(Collection entries)
** Start **

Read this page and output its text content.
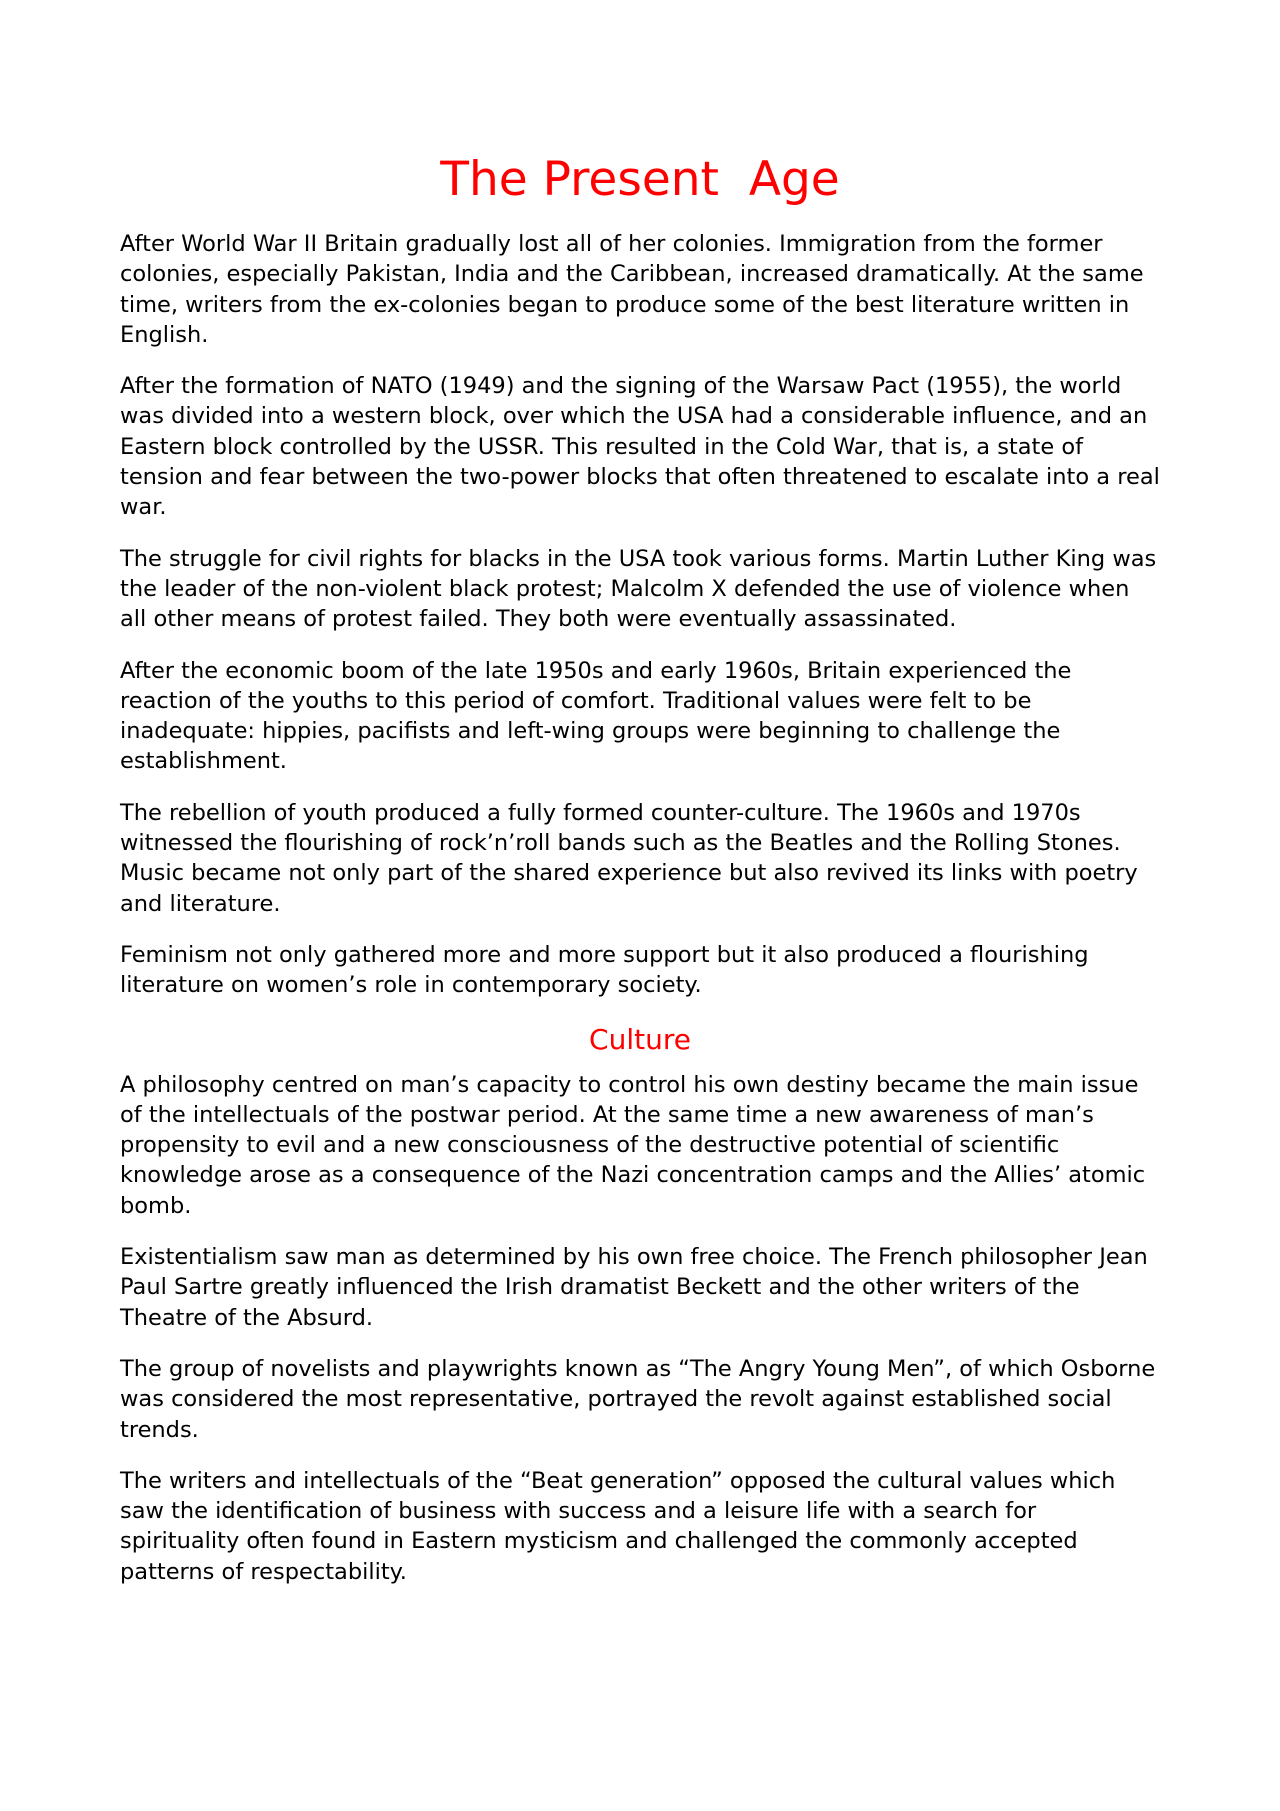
The Present  Age

After World War II Britain gradually lost all of her colonies. Immigration from the former colonies, especially Pakistan, India and the Caribbean, increased dramatically. At the same time, writers from the ex-colonies began to produce some of the best literature written in English.

After the formation of NATO (1949) and the signing of the Warsaw Pact (1955), the world was divided into a western block, over which the USA had a considerable influence, and an Eastern block controlled by the USSR. This resulted in the Cold War, that is, a state of tension and fear between the two-power blocks that often threatened to escalate into a real war.

The struggle for civil rights for blacks in the USA took various forms. Martin Luther King was the leader of the non-violent black protest; Malcolm X defended the use of violence when all other means of protest failed. They both were eventually assassinated.

After the economic boom of the late 1950s and early 1960s, Britain experienced the reaction of the youths to this period of comfort. Traditional values were felt to be inadequate: hippies, pacifists and left-wing groups were beginning to challenge the establishment.

The rebellion of youth produced a fully formed counter-culture. The 1960s and 1970s witnessed the flourishing of rock’n’roll bands such as the Beatles and the Rolling Stones. Music became not only part of the shared experience but also revived its links with poetry and literature.

Feminism not only gathered more and more support but it also produced a flourishing literature on women’s role in contemporary society.

Culture

A philosophy centred on man’s capacity to control his own destiny became the main issue of the intellectuals of the postwar period. At the same time a new awareness of man’s propensity to evil and a new consciousness of the destructive potential of scientific knowledge arose as a consequence of the Nazi concentration camps and the Allies’ atomic bomb.

Existentialism saw man as determined by his own free choice. The French philosopher Jean Paul Sartre greatly influenced the Irish dramatist Beckett and the other writers of the Theatre of the Absurd.

The group of novelists and playwrights known as “The Angry Young Men”, of which Osborne was considered the most representative, portrayed the revolt against established social trends.

The writers and intellectuals of the “Beat generation” opposed the cultural values which saw the identification of business with success and a leisure life with a search for spirituality often found in Eastern mysticism and challenged the commonly accepted patterns of respectability.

** End **

■ **Directions for this task**
Write out the data precisely as given, excluding the pictures.

■ **Right answer**
Read this page and output its text content.
The Present  Age

After World War II Britain gradually lost all of her colonies. Immigration from the former colonies, especially Pakistan, India and the Caribbean, increased dramatically. At the same time, writers from the ex-colonies began to produce some of the best literature written in English.

After the formation of NATO (1949) and the signing of the Warsaw Pact (1955), the world was divided into a western block, over which the USA had a considerable influence, and an Eastern block controlled by the USSR. This resulted in the Cold War, that is, a state of tension and fear between the two-power blocks that often threatened to escalate into a real war.

The struggle for civil rights for blacks in the USA took various forms. Martin Luther King was the leader of the non-violent black protest; Malcolm X defended the use of violence when all other means of protest failed. They both were eventually assassinated.

After the economic boom of the late 1950s and early 1960s, Britain experienced the reaction of the youths to this period of comfort. Traditional values were felt to be inadequate: hippies, pacifists and left-wing groups were beginning to challenge the establishment.

The rebellion of youth produced a fully formed counter-culture. The 1960s and 1970s witnessed the flourishing of rock’n’roll bands such as the Beatles and the Rolling Stones. Music became not only part of the shared experience but also revived its links with poetry and literature.

Feminism not only gathered more and more support but it also produced a flourishing literature on women’s role in contemporary society.

Culture

A philosophy centred on man’s capacity to control his own destiny became the main issue of the intellectuals of the postwar period. At the same time a new awareness of man’s propensity to evil and a new consciousness of the destructive potential of scientific knowledge arose as a consequence of the Nazi concentration camps and the Allies’ atomic bomb.

Existentialism saw man as determined by his own free choice. The French philosopher Jean Paul Sartre greatly influenced the Irish dramatist Beckett and the other writers of the Theatre of the Absurd.

The group of novelists and playwrights known as “The Angry Young Men”, of which Osborne was considered the most representative, portrayed the revolt against established social trends.

The writers and intellectuals of the “Beat generation” opposed the cultural values which saw the identification of business with success and a leisure life with a search for spirituality often found in Eastern mysticism and challenged the commonly accepted patterns of respectability.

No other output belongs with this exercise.